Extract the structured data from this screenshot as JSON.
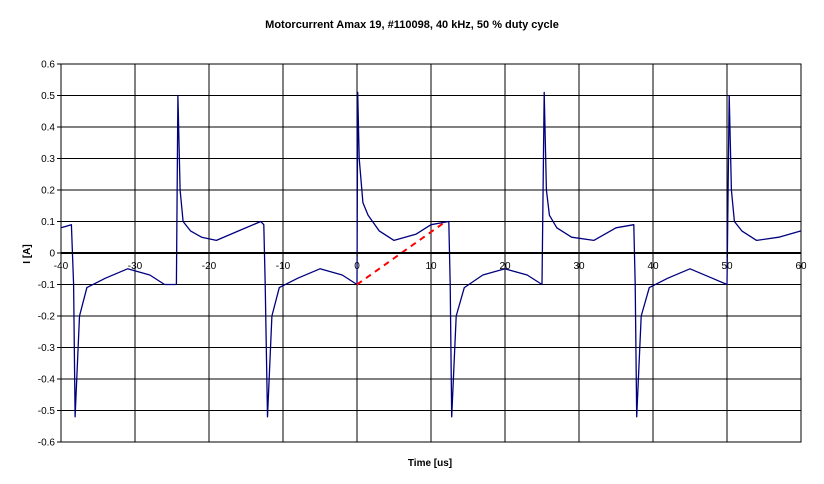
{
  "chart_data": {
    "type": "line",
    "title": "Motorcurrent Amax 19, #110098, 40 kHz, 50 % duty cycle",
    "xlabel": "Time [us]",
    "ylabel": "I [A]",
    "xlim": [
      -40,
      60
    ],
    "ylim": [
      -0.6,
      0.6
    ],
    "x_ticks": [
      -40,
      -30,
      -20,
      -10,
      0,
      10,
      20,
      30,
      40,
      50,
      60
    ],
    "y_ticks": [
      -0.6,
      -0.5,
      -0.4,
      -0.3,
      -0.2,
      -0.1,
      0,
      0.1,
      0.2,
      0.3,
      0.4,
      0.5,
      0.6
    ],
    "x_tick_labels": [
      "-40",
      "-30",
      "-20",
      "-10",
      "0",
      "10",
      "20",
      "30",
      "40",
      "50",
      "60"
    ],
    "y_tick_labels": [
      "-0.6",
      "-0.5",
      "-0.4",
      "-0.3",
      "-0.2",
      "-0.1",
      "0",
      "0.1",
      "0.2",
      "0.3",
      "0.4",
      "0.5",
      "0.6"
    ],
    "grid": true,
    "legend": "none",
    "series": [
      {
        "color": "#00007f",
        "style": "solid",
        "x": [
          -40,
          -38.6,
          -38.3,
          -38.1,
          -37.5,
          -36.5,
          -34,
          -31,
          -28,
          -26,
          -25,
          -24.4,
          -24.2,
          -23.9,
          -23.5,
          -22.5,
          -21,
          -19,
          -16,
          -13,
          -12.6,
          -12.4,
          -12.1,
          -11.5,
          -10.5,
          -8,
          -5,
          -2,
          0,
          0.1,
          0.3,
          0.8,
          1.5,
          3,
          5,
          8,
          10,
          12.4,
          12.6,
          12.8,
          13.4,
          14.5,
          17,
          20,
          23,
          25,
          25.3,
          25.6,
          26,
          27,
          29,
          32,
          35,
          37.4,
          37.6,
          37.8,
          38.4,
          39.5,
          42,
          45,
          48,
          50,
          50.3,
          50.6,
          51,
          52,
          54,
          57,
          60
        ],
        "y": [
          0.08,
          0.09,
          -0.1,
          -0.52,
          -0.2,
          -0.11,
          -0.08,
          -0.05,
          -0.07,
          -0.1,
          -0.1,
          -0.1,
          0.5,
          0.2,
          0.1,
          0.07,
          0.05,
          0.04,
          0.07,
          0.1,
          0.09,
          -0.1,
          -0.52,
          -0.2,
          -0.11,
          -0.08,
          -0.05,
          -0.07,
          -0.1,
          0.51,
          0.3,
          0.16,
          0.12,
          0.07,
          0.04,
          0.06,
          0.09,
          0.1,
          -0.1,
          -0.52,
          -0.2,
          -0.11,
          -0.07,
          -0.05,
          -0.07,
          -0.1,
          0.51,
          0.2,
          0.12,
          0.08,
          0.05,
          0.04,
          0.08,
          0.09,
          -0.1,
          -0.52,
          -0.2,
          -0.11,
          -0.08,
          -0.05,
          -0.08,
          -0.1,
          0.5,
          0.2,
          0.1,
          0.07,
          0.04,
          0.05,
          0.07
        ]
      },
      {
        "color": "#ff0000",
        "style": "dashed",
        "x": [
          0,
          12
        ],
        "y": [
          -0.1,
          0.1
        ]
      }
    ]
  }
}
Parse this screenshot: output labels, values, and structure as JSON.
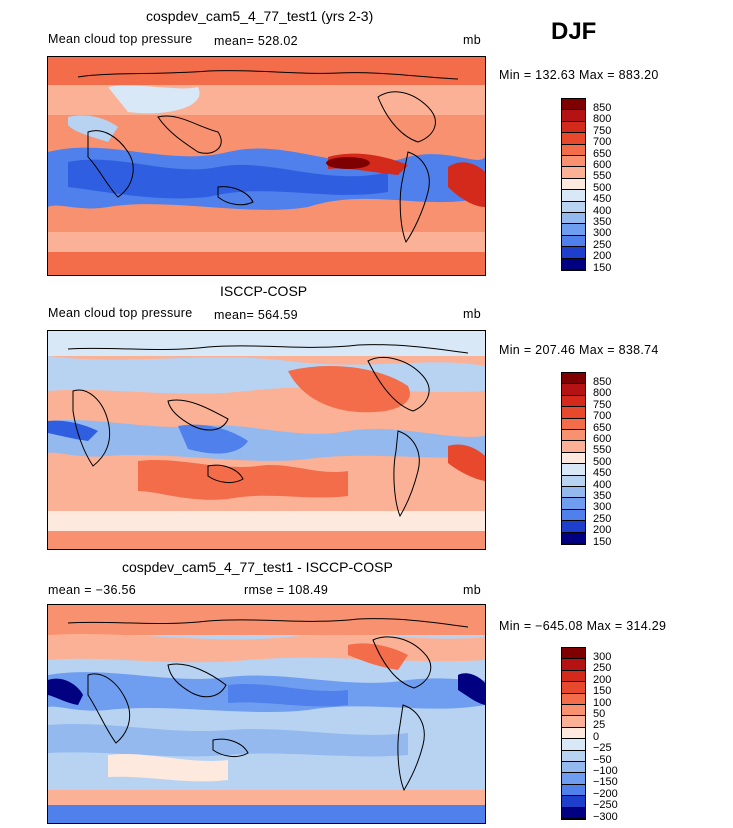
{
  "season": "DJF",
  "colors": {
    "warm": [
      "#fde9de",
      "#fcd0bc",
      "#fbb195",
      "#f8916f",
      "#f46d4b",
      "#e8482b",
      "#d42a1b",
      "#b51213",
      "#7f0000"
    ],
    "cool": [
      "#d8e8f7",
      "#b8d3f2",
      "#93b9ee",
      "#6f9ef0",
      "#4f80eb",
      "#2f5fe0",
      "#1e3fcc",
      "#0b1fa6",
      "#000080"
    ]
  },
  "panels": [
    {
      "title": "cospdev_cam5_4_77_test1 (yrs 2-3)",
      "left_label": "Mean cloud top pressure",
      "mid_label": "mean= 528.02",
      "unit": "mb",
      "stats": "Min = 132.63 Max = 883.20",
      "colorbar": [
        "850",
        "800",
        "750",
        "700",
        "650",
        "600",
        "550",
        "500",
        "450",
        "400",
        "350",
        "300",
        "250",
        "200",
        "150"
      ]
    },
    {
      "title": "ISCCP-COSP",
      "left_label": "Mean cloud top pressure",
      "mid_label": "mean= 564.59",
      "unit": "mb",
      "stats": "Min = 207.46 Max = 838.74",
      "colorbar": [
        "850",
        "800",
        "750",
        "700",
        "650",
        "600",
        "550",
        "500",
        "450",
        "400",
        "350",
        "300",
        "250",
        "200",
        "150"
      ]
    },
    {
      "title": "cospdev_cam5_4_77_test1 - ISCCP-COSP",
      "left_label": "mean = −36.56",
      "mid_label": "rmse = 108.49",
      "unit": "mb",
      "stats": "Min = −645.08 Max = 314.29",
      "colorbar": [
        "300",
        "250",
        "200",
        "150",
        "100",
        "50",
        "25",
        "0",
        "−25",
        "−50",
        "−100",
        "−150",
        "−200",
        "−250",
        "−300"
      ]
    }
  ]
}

★ ★ ★ ★ ★ ★ ★

TASK GOAL:
Omit every image. Quote each record exactly.

EXERCISE RESPONSE:
Extract the structured data from this screenshot as JSON.
{
  "chart_data": {
    "type": "line",
    "title": "Motorcurrent Amax 19, #110098, 40 kHz, 50 % duty cycle",
    "xlabel": "Time [us]",
    "ylabel": "I [A]",
    "xlim": [
      -40,
      60
    ],
    "ylim": [
      -0.6,
      0.6
    ],
    "x_ticks": [
      -40,
      -30,
      -20,
      -10,
      0,
      10,
      20,
      30,
      40,
      50,
      60
    ],
    "y_ticks": [
      -0.6,
      -0.5,
      -0.4,
      -0.3,
      -0.2,
      -0.1,
      0,
      0.1,
      0.2,
      0.3,
      0.4,
      0.5,
      0.6
    ],
    "x_tick_labels": [
      "-40",
      "-30",
      "-20",
      "-10",
      "0",
      "10",
      "20",
      "30",
      "40",
      "50",
      "60"
    ],
    "y_tick_labels": [
      "-0.6",
      "-0.5",
      "-0.4",
      "-0.3",
      "-0.2",
      "-0.1",
      "0",
      "0.1",
      "0.2",
      "0.3",
      "0.4",
      "0.5",
      "0.6"
    ],
    "grid": true,
    "legend": "none",
    "series": [
      {
        "color": "#00007f",
        "style": "solid",
        "x": [
          -40,
          -38.6,
          -38.3,
          -38.1,
          -37.5,
          -36.5,
          -34,
          -31,
          -28,
          -26,
          -25,
          -24.4,
          -24.2,
          -23.9,
          -23.5,
          -22.5,
          -21,
          -19,
          -16,
          -13,
          -12.6,
          -12.4,
          -12.1,
          -11.5,
          -10.5,
          -8,
          -5,
          -2,
          0,
          0.1,
          0.3,
          0.8,
          1.5,
          3,
          5,
          8,
          10,
          12.4,
          12.6,
          12.8,
          13.4,
          14.5,
          17,
          20,
          23,
          25,
          25.3,
          25.6,
          26,
          27,
          29,
          32,
          35,
          37.4,
          37.6,
          37.8,
          38.4,
          39.5,
          42,
          45,
          48,
          50,
          50.3,
          50.6,
          51,
          52,
          54,
          57,
          60
        ],
        "y": [
          0.08,
          0.09,
          -0.1,
          -0.52,
          -0.2,
          -0.11,
          -0.08,
          -0.05,
          -0.07,
          -0.1,
          -0.1,
          -0.1,
          0.5,
          0.2,
          0.1,
          0.07,
          0.05,
          0.04,
          0.07,
          0.1,
          0.09,
          -0.1,
          -0.52,
          -0.2,
          -0.11,
          -0.08,
          -0.05,
          -0.07,
          -0.1,
          0.51,
          0.3,
          0.16,
          0.12,
          0.07,
          0.04,
          0.06,
          0.09,
          0.1,
          -0.1,
          -0.52,
          -0.2,
          -0.11,
          -0.07,
          -0.05,
          -0.07,
          -0.1,
          0.51,
          0.2,
          0.12,
          0.08,
          0.05,
          0.04,
          0.08,
          0.09,
          -0.1,
          -0.52,
          -0.2,
          -0.11,
          -0.08,
          -0.05,
          -0.08,
          -0.1,
          0.5,
          0.2,
          0.1,
          0.07,
          0.04,
          0.05,
          0.07
        ]
      },
      {
        "color": "#ff0000",
        "style": "dashed",
        "x": [
          0,
          12
        ],
        "y": [
          -0.1,
          0.1
        ]
      }
    ]
  }
}
Parse this screenshot: output labels, values, and structure as JSON.
{
  "season": "DJF",
  "colors": {
    "warm": [
      "#fde9de",
      "#fcd0bc",
      "#fbb195",
      "#f8916f",
      "#f46d4b",
      "#e8482b",
      "#d42a1b",
      "#b51213",
      "#7f0000"
    ],
    "cool": [
      "#d8e8f7",
      "#b8d3f2",
      "#93b9ee",
      "#6f9ef0",
      "#4f80eb",
      "#2f5fe0",
      "#1e3fcc",
      "#0b1fa6",
      "#000080"
    ]
  },
  "panels": [
    {
      "title": "cospdev_cam5_4_77_test1 (yrs 2-3)",
      "left_label": "Mean cloud top pressure",
      "mid_label": "mean= 528.02",
      "unit": "mb",
      "stats": "Min = 132.63 Max = 883.20",
      "colorbar": [
        "850",
        "800",
        "750",
        "700",
        "650",
        "600",
        "550",
        "500",
        "450",
        "400",
        "350",
        "300",
        "250",
        "200",
        "150"
      ]
    },
    {
      "title": "ISCCP-COSP",
      "left_label": "Mean cloud top pressure",
      "mid_label": "mean= 564.59",
      "unit": "mb",
      "stats": "Min = 207.46 Max = 838.74",
      "colorbar": [
        "850",
        "800",
        "750",
        "700",
        "650",
        "600",
        "550",
        "500",
        "450",
        "400",
        "350",
        "300",
        "250",
        "200",
        "150"
      ]
    },
    {
      "title": "cospdev_cam5_4_77_test1 - ISCCP-COSP",
      "left_label": "mean = −36.56",
      "mid_label": "rmse = 108.49",
      "unit": "mb",
      "stats": "Min = −645.08 Max = 314.29",
      "colorbar": [
        "300",
        "250",
        "200",
        "150",
        "100",
        "50",
        "25",
        "0",
        "−25",
        "−50",
        "−100",
        "−150",
        "−200",
        "−250",
        "−300"
      ]
    }
  ]
}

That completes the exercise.